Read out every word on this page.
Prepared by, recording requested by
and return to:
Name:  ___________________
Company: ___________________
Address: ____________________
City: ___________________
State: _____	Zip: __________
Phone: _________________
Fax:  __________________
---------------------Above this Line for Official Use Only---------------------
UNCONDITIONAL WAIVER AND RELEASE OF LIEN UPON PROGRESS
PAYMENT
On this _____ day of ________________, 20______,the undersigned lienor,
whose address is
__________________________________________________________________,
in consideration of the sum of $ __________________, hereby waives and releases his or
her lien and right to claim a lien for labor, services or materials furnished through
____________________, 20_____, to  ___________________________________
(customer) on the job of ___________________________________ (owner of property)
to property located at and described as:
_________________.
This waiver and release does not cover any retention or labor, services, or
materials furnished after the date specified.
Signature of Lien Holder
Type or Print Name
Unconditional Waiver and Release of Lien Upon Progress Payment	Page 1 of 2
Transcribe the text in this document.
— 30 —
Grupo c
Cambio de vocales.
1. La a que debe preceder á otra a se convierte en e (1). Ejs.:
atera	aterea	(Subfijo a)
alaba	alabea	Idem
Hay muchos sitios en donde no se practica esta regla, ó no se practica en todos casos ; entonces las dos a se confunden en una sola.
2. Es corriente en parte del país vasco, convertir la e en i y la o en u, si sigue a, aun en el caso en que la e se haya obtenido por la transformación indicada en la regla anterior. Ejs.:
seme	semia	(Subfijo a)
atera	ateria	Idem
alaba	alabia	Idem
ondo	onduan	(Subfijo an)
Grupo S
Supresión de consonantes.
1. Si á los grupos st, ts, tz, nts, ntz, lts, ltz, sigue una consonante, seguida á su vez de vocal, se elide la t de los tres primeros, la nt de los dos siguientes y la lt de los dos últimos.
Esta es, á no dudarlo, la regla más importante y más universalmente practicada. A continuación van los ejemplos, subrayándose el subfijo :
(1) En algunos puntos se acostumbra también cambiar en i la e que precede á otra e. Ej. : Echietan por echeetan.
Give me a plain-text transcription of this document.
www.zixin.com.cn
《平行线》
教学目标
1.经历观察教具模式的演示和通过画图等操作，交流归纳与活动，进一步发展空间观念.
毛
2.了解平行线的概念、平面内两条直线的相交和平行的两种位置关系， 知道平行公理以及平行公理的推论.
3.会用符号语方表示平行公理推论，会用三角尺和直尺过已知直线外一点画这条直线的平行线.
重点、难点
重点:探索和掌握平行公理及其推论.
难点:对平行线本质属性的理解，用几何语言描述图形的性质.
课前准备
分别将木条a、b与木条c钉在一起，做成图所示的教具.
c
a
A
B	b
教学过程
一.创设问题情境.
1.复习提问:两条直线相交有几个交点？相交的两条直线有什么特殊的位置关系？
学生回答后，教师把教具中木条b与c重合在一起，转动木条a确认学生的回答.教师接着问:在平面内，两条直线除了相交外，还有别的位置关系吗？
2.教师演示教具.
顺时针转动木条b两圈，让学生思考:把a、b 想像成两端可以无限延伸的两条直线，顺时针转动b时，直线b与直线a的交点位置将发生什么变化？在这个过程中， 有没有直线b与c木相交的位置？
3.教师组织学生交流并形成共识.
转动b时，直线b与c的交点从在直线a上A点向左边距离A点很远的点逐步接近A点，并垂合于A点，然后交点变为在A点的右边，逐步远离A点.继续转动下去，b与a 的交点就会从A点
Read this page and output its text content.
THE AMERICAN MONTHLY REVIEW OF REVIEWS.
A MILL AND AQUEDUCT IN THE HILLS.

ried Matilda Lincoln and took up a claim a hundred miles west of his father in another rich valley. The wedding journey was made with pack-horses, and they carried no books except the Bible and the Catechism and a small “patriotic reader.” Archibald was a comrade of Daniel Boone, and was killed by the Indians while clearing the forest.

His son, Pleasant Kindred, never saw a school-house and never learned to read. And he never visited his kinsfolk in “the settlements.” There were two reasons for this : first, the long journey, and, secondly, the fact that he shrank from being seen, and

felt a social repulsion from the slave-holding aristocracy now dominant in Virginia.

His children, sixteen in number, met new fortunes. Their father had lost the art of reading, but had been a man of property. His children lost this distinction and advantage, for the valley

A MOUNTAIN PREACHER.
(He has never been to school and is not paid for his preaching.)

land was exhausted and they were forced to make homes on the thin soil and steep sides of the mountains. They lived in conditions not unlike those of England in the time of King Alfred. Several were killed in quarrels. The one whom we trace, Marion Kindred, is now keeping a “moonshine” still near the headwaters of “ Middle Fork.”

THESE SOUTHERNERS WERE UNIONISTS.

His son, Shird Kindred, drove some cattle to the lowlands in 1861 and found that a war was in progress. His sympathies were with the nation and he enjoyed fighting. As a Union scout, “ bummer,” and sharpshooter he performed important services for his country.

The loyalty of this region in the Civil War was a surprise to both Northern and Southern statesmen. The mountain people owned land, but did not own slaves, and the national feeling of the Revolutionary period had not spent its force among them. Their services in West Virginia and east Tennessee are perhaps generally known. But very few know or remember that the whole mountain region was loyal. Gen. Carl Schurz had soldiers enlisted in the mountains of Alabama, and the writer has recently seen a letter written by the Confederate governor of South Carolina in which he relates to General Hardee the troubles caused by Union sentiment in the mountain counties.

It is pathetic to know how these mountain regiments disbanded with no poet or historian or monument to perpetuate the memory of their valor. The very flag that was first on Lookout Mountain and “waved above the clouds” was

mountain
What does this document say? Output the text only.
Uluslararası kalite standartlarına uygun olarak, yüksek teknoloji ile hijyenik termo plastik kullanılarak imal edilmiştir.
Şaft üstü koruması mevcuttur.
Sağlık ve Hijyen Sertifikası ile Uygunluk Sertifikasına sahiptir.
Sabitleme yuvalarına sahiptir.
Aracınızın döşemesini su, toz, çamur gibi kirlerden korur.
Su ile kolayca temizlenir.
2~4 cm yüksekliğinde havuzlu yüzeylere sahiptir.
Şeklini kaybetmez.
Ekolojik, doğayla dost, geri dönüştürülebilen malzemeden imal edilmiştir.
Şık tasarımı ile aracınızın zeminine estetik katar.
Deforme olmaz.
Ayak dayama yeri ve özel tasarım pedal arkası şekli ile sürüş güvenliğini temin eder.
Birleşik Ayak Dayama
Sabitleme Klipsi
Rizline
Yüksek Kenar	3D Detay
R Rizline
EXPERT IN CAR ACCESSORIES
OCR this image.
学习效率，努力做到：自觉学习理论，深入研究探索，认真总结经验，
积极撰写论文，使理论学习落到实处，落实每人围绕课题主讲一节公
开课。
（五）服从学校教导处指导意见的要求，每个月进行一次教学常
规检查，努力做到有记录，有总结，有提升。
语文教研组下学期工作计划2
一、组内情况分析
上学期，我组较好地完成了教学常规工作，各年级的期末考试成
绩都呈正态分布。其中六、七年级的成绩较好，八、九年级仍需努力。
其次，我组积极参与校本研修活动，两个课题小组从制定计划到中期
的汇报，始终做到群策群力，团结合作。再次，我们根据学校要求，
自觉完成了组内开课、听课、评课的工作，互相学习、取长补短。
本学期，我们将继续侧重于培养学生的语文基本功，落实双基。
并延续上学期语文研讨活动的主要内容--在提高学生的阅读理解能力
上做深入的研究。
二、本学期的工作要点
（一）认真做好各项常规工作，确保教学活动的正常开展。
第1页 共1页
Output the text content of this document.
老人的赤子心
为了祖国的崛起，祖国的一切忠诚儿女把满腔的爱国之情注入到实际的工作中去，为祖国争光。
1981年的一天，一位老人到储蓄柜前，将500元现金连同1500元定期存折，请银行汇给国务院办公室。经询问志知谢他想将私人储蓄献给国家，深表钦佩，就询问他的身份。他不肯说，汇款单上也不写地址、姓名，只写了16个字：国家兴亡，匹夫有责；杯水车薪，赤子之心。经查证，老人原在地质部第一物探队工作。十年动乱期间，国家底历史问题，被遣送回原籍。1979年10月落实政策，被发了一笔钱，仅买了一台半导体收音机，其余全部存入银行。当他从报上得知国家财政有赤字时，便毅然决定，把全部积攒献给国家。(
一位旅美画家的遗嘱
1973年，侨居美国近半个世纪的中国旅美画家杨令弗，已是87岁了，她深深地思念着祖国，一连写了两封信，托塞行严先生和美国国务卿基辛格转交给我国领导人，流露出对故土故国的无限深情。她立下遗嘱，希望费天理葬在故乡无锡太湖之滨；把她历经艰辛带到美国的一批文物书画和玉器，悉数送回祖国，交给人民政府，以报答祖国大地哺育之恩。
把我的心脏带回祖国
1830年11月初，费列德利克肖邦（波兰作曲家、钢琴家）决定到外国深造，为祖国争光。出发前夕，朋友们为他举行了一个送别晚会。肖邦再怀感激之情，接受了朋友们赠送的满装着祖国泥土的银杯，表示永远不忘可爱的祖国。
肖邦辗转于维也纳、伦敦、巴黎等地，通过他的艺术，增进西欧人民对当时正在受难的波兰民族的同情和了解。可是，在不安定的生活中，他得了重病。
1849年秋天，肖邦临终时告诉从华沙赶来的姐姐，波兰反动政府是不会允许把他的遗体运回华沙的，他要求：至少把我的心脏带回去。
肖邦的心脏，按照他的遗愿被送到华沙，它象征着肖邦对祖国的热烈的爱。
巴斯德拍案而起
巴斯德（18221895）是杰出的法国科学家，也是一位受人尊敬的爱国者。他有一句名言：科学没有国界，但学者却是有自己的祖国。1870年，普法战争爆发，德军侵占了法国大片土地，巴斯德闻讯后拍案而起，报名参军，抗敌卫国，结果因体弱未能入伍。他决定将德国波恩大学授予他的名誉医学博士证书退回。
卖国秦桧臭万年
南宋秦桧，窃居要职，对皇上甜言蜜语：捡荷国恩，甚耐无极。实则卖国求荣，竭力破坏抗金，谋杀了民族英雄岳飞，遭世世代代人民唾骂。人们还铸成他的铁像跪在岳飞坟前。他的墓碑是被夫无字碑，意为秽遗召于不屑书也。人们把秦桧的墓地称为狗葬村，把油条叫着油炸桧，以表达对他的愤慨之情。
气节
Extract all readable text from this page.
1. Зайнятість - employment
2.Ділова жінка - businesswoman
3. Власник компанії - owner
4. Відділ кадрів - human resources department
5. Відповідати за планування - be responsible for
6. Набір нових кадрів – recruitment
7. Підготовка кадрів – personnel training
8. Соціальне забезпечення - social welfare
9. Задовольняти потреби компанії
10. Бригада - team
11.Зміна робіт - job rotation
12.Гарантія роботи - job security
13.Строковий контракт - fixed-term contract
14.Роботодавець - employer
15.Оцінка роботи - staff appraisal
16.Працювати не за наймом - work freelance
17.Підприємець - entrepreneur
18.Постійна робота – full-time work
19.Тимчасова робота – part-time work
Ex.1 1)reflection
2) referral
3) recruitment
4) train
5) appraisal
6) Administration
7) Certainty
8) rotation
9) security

###

▸ PROBLEM TO WORK ON
Give only the number of lines in the records that contain the string "claim".

▸ CORRECT OUTPUT
2